> _Set exercise_:
Select all lines holding the word "言之成理即可" from the entries that follow.

> _Information supplied_:

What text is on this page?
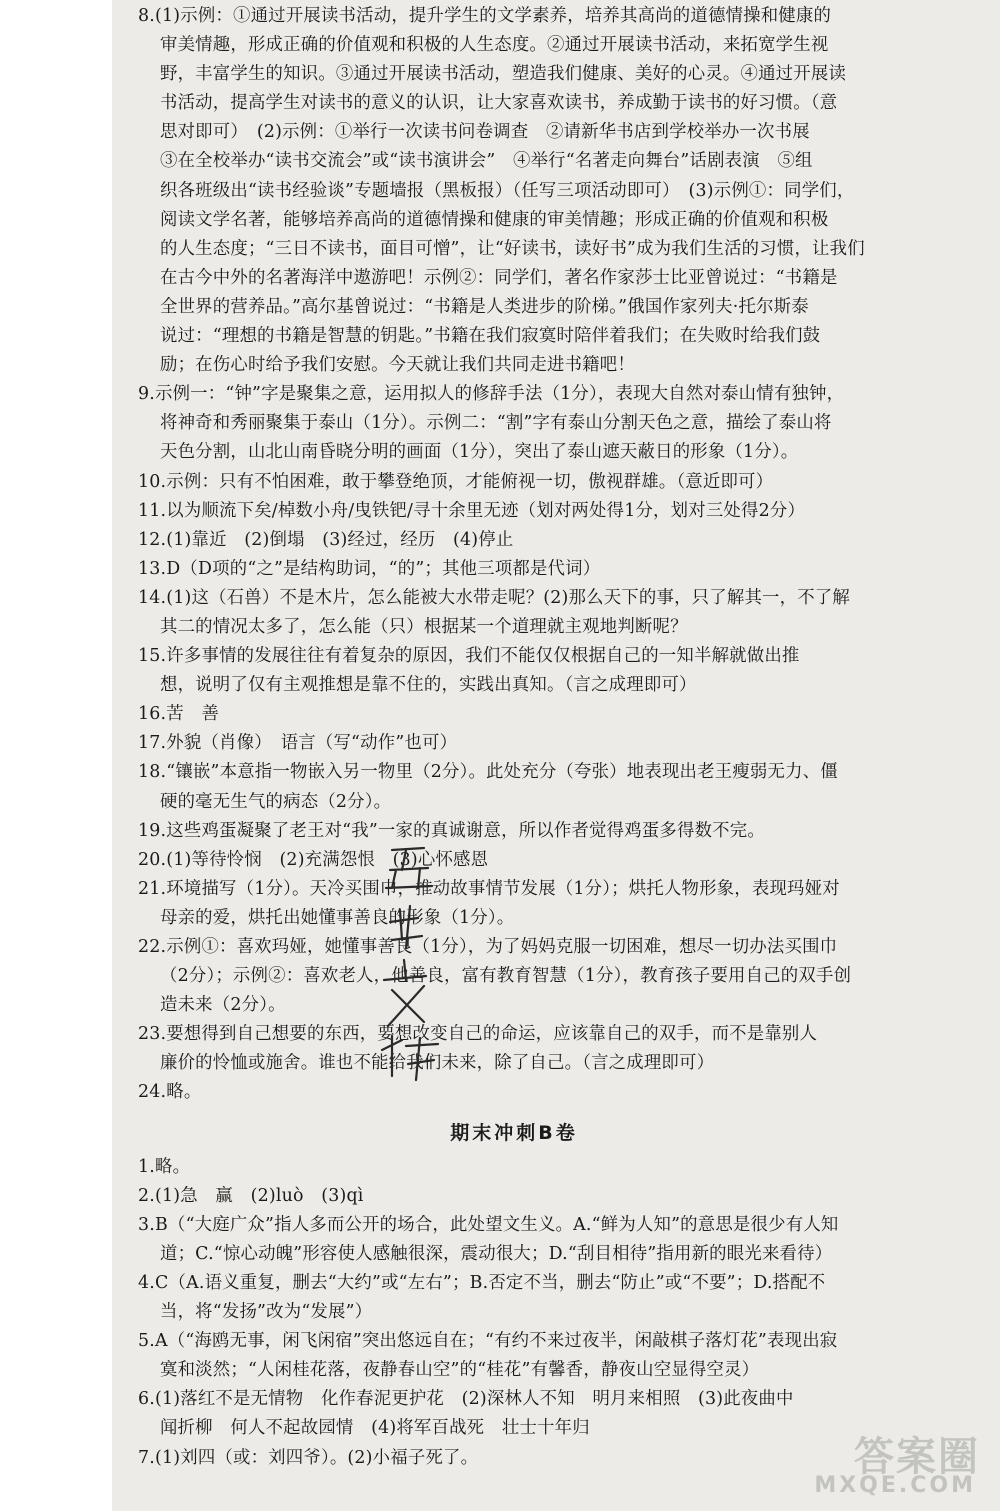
8.(1)示例：①通过开展读书活动，提升学生的文学素养，培养其高尚的道德情操和健康的
审美情趣，形成正确的价值观和积极的人生态度。②通过开展读书活动，来拓宽学生视
野，丰富学生的知识。③通过开展读书活动，塑造我们健康、美好的心灵。④通过开展读
书活动，提高学生对读书的意义的认识，让大家喜欢读书，养成勤于读书的好习惯。（意
思对即可）　(2)示例：①举行一次读书问卷调查　②请新华书店到学校举办一次书展
③在全校举办“读书交流会”或“读书演讲会”　④举行“名著走向舞台”话剧表演　⑤组
织各班级出“读书经验谈”专题墙报（黑板报）（任写三项活动即可）　(3)示例①：同学们，
阅读文学名著，能够培养高尚的道德情操和健康的审美情趣；形成正确的价值观和积极
的人生态度；“三日不读书，面目可憎”，让“好读书，读好书”成为我们生活的习惯，让我们
在古今中外的名著海洋中遨游吧！示例②：同学们，著名作家莎士比亚曾说过：“书籍是
全世界的营养品。”高尔基曾说过：“书籍是人类进步的阶梯。”俄国作家列夫·托尔斯泰
说过：“理想的书籍是智慧的钥匙。”书籍在我们寂寞时陪伴着我们；在失败时给我们鼓
励；在伤心时给予我们安慰。今天就让我们共同走进书籍吧！
9.示例一：“钟”字是聚集之意，运用拟人的修辞手法（1分），表现大自然对泰山情有独钟，
将神奇和秀丽聚集于泰山（1分）。示例二：“割”字有泰山分割天色之意，描绘了泰山将
天色分割，山北山南昏晓分明的画面（1分），突出了泰山遮天蔽日的形象（1分）。
10.示例：只有不怕困难，敢于攀登绝顶，才能俯视一切，傲视群雄。（意近即可）
11.以为顺流下矣/棹数小舟/曳铁钯/寻十余里无迹（划对两处得1分，划对三处得2分）
12.(1)靠近　(2)倒塌　(3)经过，经历　(4)停止
13.D（D项的“之”是结构助词，“的”；其他三项都是代词）
14.(1)这（石兽）不是木片，怎么能被大水带走呢？(2)那么天下的事，只了解其一，不了解
其二的情况太多了，怎么能（只）根据某一个道理就主观地判断呢？
15.许多事情的发展往往有着复杂的原因，我们不能仅仅根据自己的一知半解就做出推
想，说明了仅有主观推想是靠不住的，实践出真知。（言之成理即可）
16.苦　善
17.外貌（肖像）　语言（写“动作”也可）
18.“镶嵌”本意指一物嵌入另一物里（2分）。此处充分（夸张）地表现出老王瘦弱无力、僵
硬的毫无生气的病态（2分）。
19.这些鸡蛋凝聚了老王对“我”一家的真诚谢意，所以作者觉得鸡蛋多得数不完。
20.(1)等待怜悯　(2)充满怨恨　(3)心怀感恩
21.环境描写（1分）。天冷买围巾，推动故事情节发展（1分）；烘托人物形象，表现玛娅对
母亲的爱，烘托出她懂事善良的形象（1分）。
22.示例①：喜欢玛娅，她懂事善良（1分），为了妈妈克服一切困难，想尽一切办法买围巾
（2分）；示例②：喜欢老人，他善良，富有教育智慧（1分），教育孩子要用自己的双手创
造未来（2分）。
23.要想得到自己想要的东西，要想改变自己的命运，应该靠自己的双手，而不是靠别人
廉价的怜恤或施舍。谁也不能给我们未来，除了自己。（言之成理即可）
24.略。
期末冲刺B卷
1.略。
2.(1)急　赢　(2)luò　(3)qì
3.B（“大庭广众”指人多而公开的场合，此处望文生义。A.“鲜为人知”的意思是很少有人知
道；C.“惊心动魄”形容使人感触很深，震动很大；D.“刮目相待”指用新的眼光来看待）
4.C（A.语义重复，删去“大约”或“左右”；B.否定不当，删去“防止”或“不要”；D.搭配不
当，将“发扬”改为“发展”）
5.A（“海鸥无事，闲飞闲宿”突出悠远自在；“有约不来过夜半，闲敲棋子落灯花”表现出寂
寞和淡然；“人闲桂花落，夜静春山空”的“桂花”有馨香，静夜山空显得空灵）
6.(1)落红不是无情物　化作春泥更护花　(2)深林人不知　明月来相照　(3)此夜曲中
闻折柳　何人不起故园情　(4)将军百战死　壮士十年归
7.(1)刘四（或：刘四爷）。(2)小福子死了。	答案圈
MXQE.COM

> _Solution to this problem_:
想，说明了仅有主观推想是靠不住的，实践出真知。（言之成理即可）
廉价的怜恤或施舍。谁也不能给我们未来，除了自己。（言之成理即可）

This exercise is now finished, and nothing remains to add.